| GIVEN REQUEST |
Your task is to reproduce the entries below word for word.

## Begin SUPPLIED RECORDS

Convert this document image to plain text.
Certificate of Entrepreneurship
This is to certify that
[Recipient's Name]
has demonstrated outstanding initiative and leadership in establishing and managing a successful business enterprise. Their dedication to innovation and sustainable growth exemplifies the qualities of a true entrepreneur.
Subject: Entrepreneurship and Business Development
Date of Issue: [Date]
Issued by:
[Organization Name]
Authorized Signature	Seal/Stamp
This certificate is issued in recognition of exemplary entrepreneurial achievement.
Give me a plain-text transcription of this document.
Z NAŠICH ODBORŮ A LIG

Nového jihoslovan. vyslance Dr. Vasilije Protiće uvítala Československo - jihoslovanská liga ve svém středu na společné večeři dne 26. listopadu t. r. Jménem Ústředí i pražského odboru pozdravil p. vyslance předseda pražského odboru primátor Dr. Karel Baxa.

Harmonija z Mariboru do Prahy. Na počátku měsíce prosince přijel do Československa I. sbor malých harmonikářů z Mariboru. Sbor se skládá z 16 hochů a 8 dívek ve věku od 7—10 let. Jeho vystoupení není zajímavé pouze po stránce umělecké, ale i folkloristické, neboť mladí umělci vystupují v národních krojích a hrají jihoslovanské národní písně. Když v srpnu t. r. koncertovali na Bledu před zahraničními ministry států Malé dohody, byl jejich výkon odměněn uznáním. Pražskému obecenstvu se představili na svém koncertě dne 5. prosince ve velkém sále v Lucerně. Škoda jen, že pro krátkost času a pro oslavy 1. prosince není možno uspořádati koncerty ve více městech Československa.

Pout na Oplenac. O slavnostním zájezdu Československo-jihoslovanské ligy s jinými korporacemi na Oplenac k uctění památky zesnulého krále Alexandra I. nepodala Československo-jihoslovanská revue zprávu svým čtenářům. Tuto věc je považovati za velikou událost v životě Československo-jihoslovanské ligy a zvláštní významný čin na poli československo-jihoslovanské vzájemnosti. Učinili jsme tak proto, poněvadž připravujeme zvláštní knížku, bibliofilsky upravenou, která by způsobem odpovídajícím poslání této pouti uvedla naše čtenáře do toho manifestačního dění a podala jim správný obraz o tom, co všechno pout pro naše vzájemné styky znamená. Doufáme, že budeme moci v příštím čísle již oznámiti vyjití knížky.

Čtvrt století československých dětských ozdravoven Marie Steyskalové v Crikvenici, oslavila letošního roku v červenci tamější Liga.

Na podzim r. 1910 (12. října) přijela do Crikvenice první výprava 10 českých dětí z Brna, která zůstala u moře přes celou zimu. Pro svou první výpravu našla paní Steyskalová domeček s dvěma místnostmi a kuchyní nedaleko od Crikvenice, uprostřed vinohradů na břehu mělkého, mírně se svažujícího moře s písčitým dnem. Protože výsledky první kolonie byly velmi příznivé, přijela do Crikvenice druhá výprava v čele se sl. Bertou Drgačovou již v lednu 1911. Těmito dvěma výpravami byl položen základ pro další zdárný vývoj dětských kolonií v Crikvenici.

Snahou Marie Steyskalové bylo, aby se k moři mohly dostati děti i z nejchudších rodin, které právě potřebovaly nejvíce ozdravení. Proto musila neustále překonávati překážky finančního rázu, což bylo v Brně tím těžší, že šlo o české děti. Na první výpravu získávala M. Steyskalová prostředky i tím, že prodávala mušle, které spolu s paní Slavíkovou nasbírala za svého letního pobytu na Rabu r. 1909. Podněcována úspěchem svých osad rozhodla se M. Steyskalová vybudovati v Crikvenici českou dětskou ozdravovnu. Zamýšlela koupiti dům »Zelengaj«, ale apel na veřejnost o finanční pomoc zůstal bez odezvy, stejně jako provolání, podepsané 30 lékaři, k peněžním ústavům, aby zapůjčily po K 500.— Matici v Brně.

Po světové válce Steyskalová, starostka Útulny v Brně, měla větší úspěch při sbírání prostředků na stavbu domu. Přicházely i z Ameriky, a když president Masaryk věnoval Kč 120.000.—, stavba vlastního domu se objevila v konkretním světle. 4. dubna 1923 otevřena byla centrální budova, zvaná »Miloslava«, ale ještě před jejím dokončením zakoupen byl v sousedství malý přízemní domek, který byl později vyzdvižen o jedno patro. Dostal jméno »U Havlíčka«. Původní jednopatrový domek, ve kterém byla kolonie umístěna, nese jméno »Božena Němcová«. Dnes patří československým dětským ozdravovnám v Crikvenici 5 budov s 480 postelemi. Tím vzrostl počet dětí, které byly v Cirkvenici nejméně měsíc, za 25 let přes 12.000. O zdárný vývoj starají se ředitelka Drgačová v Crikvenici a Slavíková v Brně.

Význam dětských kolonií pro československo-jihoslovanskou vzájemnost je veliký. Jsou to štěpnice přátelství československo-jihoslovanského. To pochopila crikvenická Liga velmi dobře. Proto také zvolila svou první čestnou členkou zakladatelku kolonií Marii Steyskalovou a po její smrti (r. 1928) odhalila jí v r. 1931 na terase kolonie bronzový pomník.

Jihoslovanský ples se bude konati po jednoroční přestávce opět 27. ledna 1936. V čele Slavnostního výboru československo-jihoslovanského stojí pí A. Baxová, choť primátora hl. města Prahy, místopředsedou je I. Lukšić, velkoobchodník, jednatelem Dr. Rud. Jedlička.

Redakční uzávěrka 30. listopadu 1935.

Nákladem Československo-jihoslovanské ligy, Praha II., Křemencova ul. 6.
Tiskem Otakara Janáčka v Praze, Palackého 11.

## End SUPPLIED RECORDS

| ANSWER TO THE TASK |
Convert this document image to plain text.
Certificate of Entrepreneurship
This is to certify that
[Recipient's Name]
has demonstrated outstanding initiative and leadership in establishing and managing a successful business enterprise. Their dedication to innovation and sustainable growth exemplifies the qualities of a true entrepreneur.
Subject: Entrepreneurship and Business Development
Date of Issue: [Date]
Issued by:
[Organization Name]
Authorized Signature	Seal/Stamp
This certificate is issued in recognition of exemplary entrepreneurial achievement.
Give me a plain-text transcription of this document.
Z NAŠICH ODBORŮ A LIG

Nového jihoslovan. vyslance Dr. Vasilije Protiće uvítala Československo - jihoslovanská liga ve svém středu na společné večeři dne 26. listopadu t. r. Jménem Ústředí i pražského odboru pozdravil p. vyslance předseda pražského odboru primátor Dr. Karel Baxa.

Harmonija z Mariboru do Prahy. Na počátku měsíce prosince přijel do Československa I. sbor malých harmonikářů z Mariboru. Sbor se skládá z 16 hochů a 8 dívek ve věku od 7—10 let. Jeho vystoupení není zajímavé pouze po stránce umělecké, ale i folkloristické, neboť mladí umělci vystupují v národních krojích a hrají jihoslovanské národní písně. Když v srpnu t. r. koncertovali na Bledu před zahraničními ministry států Malé dohody, byl jejich výkon odměněn uznáním. Pražskému obecenstvu se představili na svém koncertě dne 5. prosince ve velkém sále v Lucerně. Škoda jen, že pro krátkost času a pro oslavy 1. prosince není možno uspořádati koncerty ve více městech Československa.

Pout na Oplenac. O slavnostním zájezdu Československo-jihoslovanské ligy s jinými korporacemi na Oplenac k uctění památky zesnulého krále Alexandra I. nepodala Československo-jihoslovanská revue zprávu svým čtenářům. Tuto věc je považovati za velikou událost v životě Československo-jihoslovanské ligy a zvláštní významný čin na poli československo-jihoslovanské vzájemnosti. Učinili jsme tak proto, poněvadž připravujeme zvláštní knížku, bibliofilsky upravenou, která by způsobem odpovídajícím poslání této pouti uvedla naše čtenáře do toho manifestačního dění a podala jim správný obraz o tom, co všechno pout pro naše vzájemné styky znamená. Doufáme, že budeme moci v příštím čísle již oznámiti vyjití knížky.

Čtvrt století československých dětských ozdravoven Marie Steyskalové v Crikvenici, oslavila letošního roku v červenci tamější Liga.

Na podzim r. 1910 (12. října) přijela do Crikvenice první výprava 10 českých dětí z Brna, která zůstala u moře přes celou zimu. Pro svou první výpravu našla paní Steyskalová domeček s dvěma místnostmi a kuchyní nedaleko od Crikvenice, uprostřed vinohradů na břehu mělkého, mírně se svažujícího moře s písčitým dnem. Protože výsledky první kolonie byly velmi příznivé, přijela do Crikvenice druhá výprava v čele se sl. Bertou Drgačovou již v lednu 1911. Těmito dvěma výpravami byl položen základ pro další zdárný vývoj dětských kolonií v Crikvenici.

Snahou Marie Steyskalové bylo, aby se k moři mohly dostati děti i z nejchudších rodin, které právě potřebovaly nejvíce ozdravení. Proto musila neustále překonávati překážky finančního rázu, což bylo v Brně tím těžší, že šlo o české děti. Na první výpravu získávala M. Steyskalová prostředky i tím, že prodávala mušle, které spolu s paní Slavíkovou nasbírala za svého letního pobytu na Rabu r. 1909. Podněcována úspěchem svých osad rozhodla se M. Steyskalová vybudovati v Crikvenici českou dětskou ozdravovnu. Zamýšlela koupiti dům »Zelengaj«, ale apel na veřejnost o finanční pomoc zůstal bez odezvy, stejně jako provolání, podepsané 30 lékaři, k peněžním ústavům, aby zapůjčily po K 500.— Matici v Brně.

Po světové válce Steyskalová, starostka Útulny v Brně, měla větší úspěch při sbírání prostředků na stavbu domu. Přicházely i z Ameriky, a když president Masaryk věnoval Kč 120.000.—, stavba vlastního domu se objevila v konkretním světle. 4. dubna 1923 otevřena byla centrální budova, zvaná »Miloslava«, ale ještě před jejím dokončením zakoupen byl v sousedství malý přízemní domek, který byl později vyzdvižen o jedno patro. Dostal jméno »U Havlíčka«. Původní jednopatrový domek, ve kterém byla kolonie umístěna, nese jméno »Božena Němcová«. Dnes patří československým dětským ozdravovnám v Crikvenici 5 budov s 480 postelemi. Tím vzrostl počet dětí, které byly v Cirkvenici nejméně měsíc, za 25 let přes 12.000. O zdárný vývoj starají se ředitelka Drgačová v Crikvenici a Slavíková v Brně.

Význam dětských kolonií pro československo-jihoslovanskou vzájemnost je veliký. Jsou to štěpnice přátelství československo-jihoslovanského. To pochopila crikvenická Liga velmi dobře. Proto také zvolila svou první čestnou členkou zakladatelku kolonií Marii Steyskalovou a po její smrti (r. 1928) odhalila jí v r. 1931 na terase kolonie bronzový pomník.

Jihoslovanský ples se bude konati po jednoroční přestávce opět 27. ledna 1936. V čele Slavnostního výboru československo-jihoslovanského stojí pí A. Baxová, choť primátora hl. města Prahy, místopředsedou je I. Lukšić, velkoobchodník, jednatelem Dr. Rud. Jedlička.

Redakční uzávěrka 30. listopadu 1935.

Nákladem Československo-jihoslovanské ligy, Praha II., Křemencova ul. 6.
Tiskem Otakara Janáčka v Praze, Palackého 11.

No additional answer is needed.